Exercise aim:
Word for word, print each line of the listing below; pictures stay out.

Stored data:
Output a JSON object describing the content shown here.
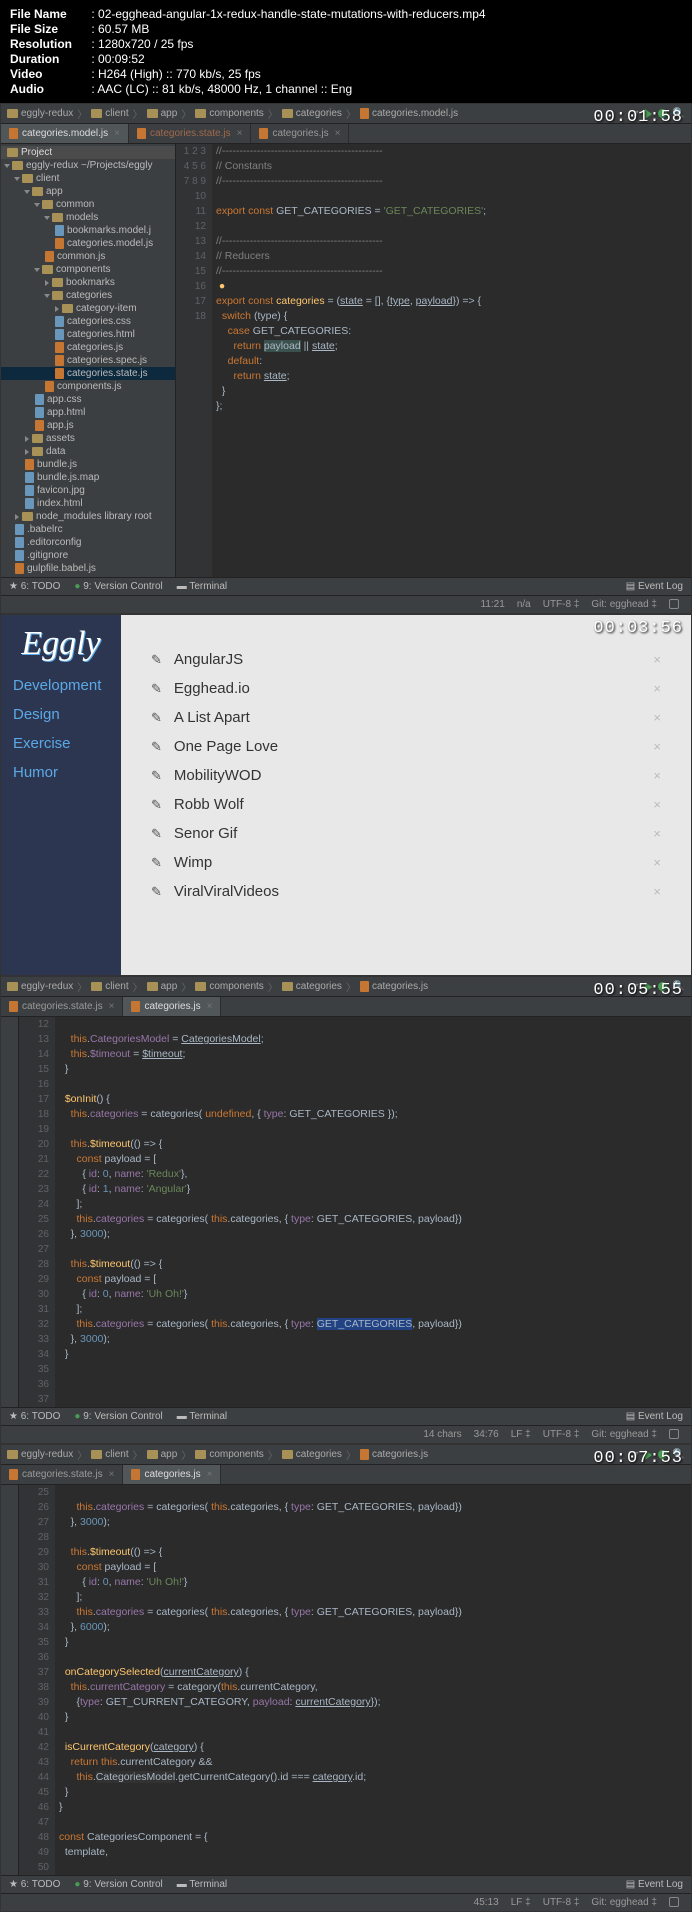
{
  "fileinfo": {
    "name_label": "File Name",
    "name": "02-egghead-angular-1x-redux-handle-state-mutations-with-reducers.mp4",
    "size_label": "File Size",
    "size": "60.57 MB",
    "res_label": "Resolution",
    "res": "1280x720 / 25 fps",
    "dur_label": "Duration",
    "dur": "00:09:52",
    "video_label": "Video",
    "video": "H264 (High) :: 770 kb/s, 25 fps",
    "audio_label": "Audio",
    "audio": "AAC (LC) :: 81 kb/s, 48000 Hz, 1 channel :: Eng"
  },
  "panel1": {
    "timestamp": "00:01:58",
    "breadcrumb": [
      "eggly-redux",
      "client",
      "app",
      "components",
      "categories",
      "categories.model.js"
    ],
    "tabs": [
      {
        "label": "categories.model.js",
        "active": true
      },
      {
        "label": "categories.state.js",
        "active": false,
        "dim": true
      },
      {
        "label": "categories.js",
        "active": false
      }
    ],
    "project_header": "Project",
    "tree": [
      {
        "t": "eggly-redux ~/Projects/eggly",
        "lvl": 0,
        "folder": true,
        "open": true
      },
      {
        "t": "client",
        "lvl": 1,
        "folder": true,
        "open": true
      },
      {
        "t": "app",
        "lvl": 2,
        "folder": true,
        "open": true
      },
      {
        "t": "common",
        "lvl": 3,
        "folder": true,
        "open": true
      },
      {
        "t": "models",
        "lvl": 4,
        "folder": true,
        "open": true
      },
      {
        "t": "bookmarks.model.j",
        "lvl": 5,
        "file": true
      },
      {
        "t": "categories.model.js",
        "lvl": 5,
        "file": true
      },
      {
        "t": "common.js",
        "lvl": 4,
        "file": true
      },
      {
        "t": "components",
        "lvl": 3,
        "folder": true,
        "open": true
      },
      {
        "t": "bookmarks",
        "lvl": 4,
        "folder": true
      },
      {
        "t": "categories",
        "lvl": 4,
        "folder": true,
        "open": true
      },
      {
        "t": "category-item",
        "lvl": 5,
        "folder": true
      },
      {
        "t": "categories.css",
        "lvl": 5,
        "file": true
      },
      {
        "t": "categories.html",
        "lvl": 5,
        "file": true
      },
      {
        "t": "categories.js",
        "lvl": 5,
        "file": true
      },
      {
        "t": "categories.spec.js",
        "lvl": 5,
        "file": true
      },
      {
        "t": "categories.state.js",
        "lvl": 5,
        "file": true,
        "sel": true
      },
      {
        "t": "components.js",
        "lvl": 4,
        "file": true
      },
      {
        "t": "app.css",
        "lvl": 3,
        "file": true
      },
      {
        "t": "app.html",
        "lvl": 3,
        "file": true
      },
      {
        "t": "app.js",
        "lvl": 3,
        "file": true
      },
      {
        "t": "assets",
        "lvl": 2,
        "folder": true
      },
      {
        "t": "data",
        "lvl": 2,
        "folder": true
      },
      {
        "t": "bundle.js",
        "lvl": 2,
        "file": true
      },
      {
        "t": "bundle.js.map",
        "lvl": 2,
        "file": true
      },
      {
        "t": "favicon.jpg",
        "lvl": 2,
        "file": true
      },
      {
        "t": "index.html",
        "lvl": 2,
        "file": true
      },
      {
        "t": "node_modules library root",
        "lvl": 1,
        "folder": true
      },
      {
        "t": ".babelrc",
        "lvl": 1,
        "file": true
      },
      {
        "t": ".editorconfig",
        "lvl": 1,
        "file": true
      },
      {
        "t": ".gitignore",
        "lvl": 1,
        "file": true
      },
      {
        "t": "gulpfile.babel.js",
        "lvl": 1,
        "file": true
      }
    ],
    "line_start": 1,
    "line_end": 18,
    "bottom_tools": {
      "todo": "6: TODO",
      "vcs": "9: Version Control",
      "term": "Terminal",
      "eventlog": "Event Log"
    },
    "status": {
      "pos": "11:21",
      "na": "n/a",
      "enc": "UTF-8 ‡",
      "git": "Git: egghead ‡"
    }
  },
  "panel2": {
    "timestamp": "00:03:56",
    "logo": "Eggly",
    "categories": [
      "Development",
      "Design",
      "Exercise",
      "Humor"
    ],
    "bookmarks": [
      "AngularJS",
      "Egghead.io",
      "A List Apart",
      "One Page Love",
      "MobilityWOD",
      "Robb Wolf",
      "Senor Gif",
      "Wimp",
      "ViralViralVideos"
    ]
  },
  "panel3": {
    "timestamp": "00:05:55",
    "breadcrumb": [
      "eggly-redux",
      "client",
      "app",
      "components",
      "categories",
      "categories.js"
    ],
    "tabs": [
      {
        "label": "categories.state.js"
      },
      {
        "label": "categories.js",
        "active": true
      }
    ],
    "line_start": 12,
    "line_end": 37,
    "bottom_tools": {
      "todo": "6: TODO",
      "vcs": "9: Version Control",
      "term": "Terminal",
      "eventlog": "Event Log"
    },
    "status": {
      "chars": "14 chars",
      "pos": "34:76",
      "lf": "LF ‡",
      "enc": "UTF-8 ‡",
      "git": "Git: egghead ‡"
    }
  },
  "panel4": {
    "timestamp": "00:07:53",
    "breadcrumb": [
      "eggly-redux",
      "client",
      "app",
      "components",
      "categories",
      "categories.js"
    ],
    "tabs": [
      {
        "label": "categories.state.js"
      },
      {
        "label": "categories.js",
        "active": true
      }
    ],
    "line_start": 25,
    "line_end": 50,
    "bottom_tools": {
      "todo": "6: TODO",
      "vcs": "9: Version Control",
      "term": "Terminal",
      "eventlog": "Event Log"
    },
    "status": {
      "pos": "45:13",
      "lf": "LF ‡",
      "enc": "UTF-8 ‡",
      "git": "Git: egghead ‡"
    }
  }
}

Solution for this exercise:
Output a JSON object describing the content shown here.
{
  "fileinfo": {
    "name_label": "File Name",
    "name": "02-egghead-angular-1x-redux-handle-state-mutations-with-reducers.mp4",
    "size_label": "File Size",
    "size": "60.57 MB",
    "res_label": "Resolution",
    "res": "1280x720 / 25 fps",
    "dur_label": "Duration",
    "dur": "00:09:52",
    "video_label": "Video",
    "video": "H264 (High) :: 770 kb/s, 25 fps",
    "audio_label": "Audio",
    "audio": "AAC (LC) :: 81 kb/s, 48000 Hz, 1 channel :: Eng"
  },
  "panel1": {
    "timestamp": "00:01:58",
    "breadcrumb": [
      "eggly-redux",
      "client",
      "app",
      "components",
      "categories",
      "categories.model.js"
    ],
    "tabs": [
      {
        "label": "categories.model.js",
        "active": true
      },
      {
        "label": "categories.state.js",
        "active": false,
        "dim": true
      },
      {
        "label": "categories.js",
        "active": false
      }
    ],
    "project_header": "Project",
    "tree": [
      {
        "t": "eggly-redux ~/Projects/eggly",
        "lvl": 0,
        "folder": true,
        "open": true
      },
      {
        "t": "client",
        "lvl": 1,
        "folder": true,
        "open": true
      },
      {
        "t": "app",
        "lvl": 2,
        "folder": true,
        "open": true
      },
      {
        "t": "common",
        "lvl": 3,
        "folder": true,
        "open": true
      },
      {
        "t": "models",
        "lvl": 4,
        "folder": true,
        "open": true
      },
      {
        "t": "bookmarks.model.j",
        "lvl": 5,
        "file": true
      },
      {
        "t": "categories.model.js",
        "lvl": 5,
        "file": true
      },
      {
        "t": "common.js",
        "lvl": 4,
        "file": true
      },
      {
        "t": "components",
        "lvl": 3,
        "folder": true,
        "open": true
      },
      {
        "t": "bookmarks",
        "lvl": 4,
        "folder": true
      },
      {
        "t": "categories",
        "lvl": 4,
        "folder": true,
        "open": true
      },
      {
        "t": "category-item",
        "lvl": 5,
        "folder": true
      },
      {
        "t": "categories.css",
        "lvl": 5,
        "file": true
      },
      {
        "t": "categories.html",
        "lvl": 5,
        "file": true
      },
      {
        "t": "categories.js",
        "lvl": 5,
        "file": true
      },
      {
        "t": "categories.spec.js",
        "lvl": 5,
        "file": true
      },
      {
        "t": "categories.state.js",
        "lvl": 5,
        "file": true,
        "sel": true
      },
      {
        "t": "components.js",
        "lvl": 4,
        "file": true
      },
      {
        "t": "app.css",
        "lvl": 3,
        "file": true
      },
      {
        "t": "app.html",
        "lvl": 3,
        "file": true
      },
      {
        "t": "app.js",
        "lvl": 3,
        "file": true
      },
      {
        "t": "assets",
        "lvl": 2,
        "folder": true
      },
      {
        "t": "data",
        "lvl": 2,
        "folder": true
      },
      {
        "t": "bundle.js",
        "lvl": 2,
        "file": true
      },
      {
        "t": "bundle.js.map",
        "lvl": 2,
        "file": true
      },
      {
        "t": "favicon.jpg",
        "lvl": 2,
        "file": true
      },
      {
        "t": "index.html",
        "lvl": 2,
        "file": true
      },
      {
        "t": "node_modules library root",
        "lvl": 1,
        "folder": true
      },
      {
        "t": ".babelrc",
        "lvl": 1,
        "file": true
      },
      {
        "t": ".editorconfig",
        "lvl": 1,
        "file": true
      },
      {
        "t": ".gitignore",
        "lvl": 1,
        "file": true
      },
      {
        "t": "gulpfile.babel.js",
        "lvl": 1,
        "file": true
      }
    ],
    "line_start": 1,
    "line_end": 18,
    "bottom_tools": {
      "todo": "6: TODO",
      "vcs": "9: Version Control",
      "term": "Terminal",
      "eventlog": "Event Log"
    },
    "status": {
      "pos": "11:21",
      "na": "n/a",
      "enc": "UTF-8 ‡",
      "git": "Git: egghead ‡"
    }
  },
  "panel2": {
    "timestamp": "00:03:56",
    "logo": "Eggly",
    "categories": [
      "Development",
      "Design",
      "Exercise",
      "Humor"
    ],
    "bookmarks": [
      "AngularJS",
      "Egghead.io",
      "A List Apart",
      "One Page Love",
      "MobilityWOD",
      "Robb Wolf",
      "Senor Gif",
      "Wimp",
      "ViralViralVideos"
    ]
  },
  "panel3": {
    "timestamp": "00:05:55",
    "breadcrumb": [
      "eggly-redux",
      "client",
      "app",
      "components",
      "categories",
      "categories.js"
    ],
    "tabs": [
      {
        "label": "categories.state.js"
      },
      {
        "label": "categories.js",
        "active": true
      }
    ],
    "line_start": 12,
    "line_end": 37,
    "bottom_tools": {
      "todo": "6: TODO",
      "vcs": "9: Version Control",
      "term": "Terminal",
      "eventlog": "Event Log"
    },
    "status": {
      "chars": "14 chars",
      "pos": "34:76",
      "lf": "LF ‡",
      "enc": "UTF-8 ‡",
      "git": "Git: egghead ‡"
    }
  },
  "panel4": {
    "timestamp": "00:07:53",
    "breadcrumb": [
      "eggly-redux",
      "client",
      "app",
      "components",
      "categories",
      "categories.js"
    ],
    "tabs": [
      {
        "label": "categories.state.js"
      },
      {
        "label": "categories.js",
        "active": true
      }
    ],
    "line_start": 25,
    "line_end": 50,
    "bottom_tools": {
      "todo": "6: TODO",
      "vcs": "9: Version Control",
      "term": "Terminal",
      "eventlog": "Event Log"
    },
    "status": {
      "pos": "45:13",
      "lf": "LF ‡",
      "enc": "UTF-8 ‡",
      "git": "Git: egghead ‡"
    }
  }
}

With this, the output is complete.